--- begin Data shown ---

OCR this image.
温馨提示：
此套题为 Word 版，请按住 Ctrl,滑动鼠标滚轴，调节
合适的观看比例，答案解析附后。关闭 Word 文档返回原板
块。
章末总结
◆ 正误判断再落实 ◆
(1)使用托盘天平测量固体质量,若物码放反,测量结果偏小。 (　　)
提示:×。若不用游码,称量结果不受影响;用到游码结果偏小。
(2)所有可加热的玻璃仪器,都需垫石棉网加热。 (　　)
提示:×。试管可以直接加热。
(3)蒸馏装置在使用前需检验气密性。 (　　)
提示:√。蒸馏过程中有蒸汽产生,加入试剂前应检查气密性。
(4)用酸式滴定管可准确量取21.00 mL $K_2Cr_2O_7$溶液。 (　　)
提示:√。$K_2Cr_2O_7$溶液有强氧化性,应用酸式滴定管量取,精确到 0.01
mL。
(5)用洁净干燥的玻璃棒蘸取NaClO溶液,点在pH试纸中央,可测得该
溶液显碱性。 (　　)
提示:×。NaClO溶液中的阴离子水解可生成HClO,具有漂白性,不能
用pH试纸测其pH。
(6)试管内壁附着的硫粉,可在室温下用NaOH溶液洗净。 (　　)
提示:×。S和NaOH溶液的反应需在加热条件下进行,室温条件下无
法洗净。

--- end Data shown ---

Faithfully copy every entry, leaving nothing out.

OCR this image.
温馨提示：
此套题为 Word 版，请按住 Ctrl,滑动鼠标滚轴，调节
合适的观看比例，答案解析附后。关闭 Word 文档返回原板
块。
章末总结
◆ 正误判断再落实 ◆
(1)使用托盘天平测量固体质量,若物码放反,测量结果偏小。 (　　)
提示:×。若不用游码,称量结果不受影响;用到游码结果偏小。
(2)所有可加热的玻璃仪器,都需垫石棉网加热。 (　　)
提示:×。试管可以直接加热。
(3)蒸馏装置在使用前需检验气密性。 (　　)
提示:√。蒸馏过程中有蒸汽产生,加入试剂前应检查气密性。
(4)用酸式滴定管可准确量取21.00 mL $K_2Cr_2O_7$溶液。 (　　)
提示:√。$K_2Cr_2O_7$溶液有强氧化性,应用酸式滴定管量取,精确到 0.01
mL。
(5)用洁净干燥的玻璃棒蘸取NaClO溶液,点在pH试纸中央,可测得该
溶液显碱性。 (　　)
提示:×。NaClO溶液中的阴离子水解可生成HClO,具有漂白性,不能
用pH试纸测其pH。
(6)试管内壁附着的硫粉,可在室温下用NaOH溶液洗净。 (　　)
提示:×。S和NaOH溶液的反应需在加热条件下进行,室温条件下无
法洗净。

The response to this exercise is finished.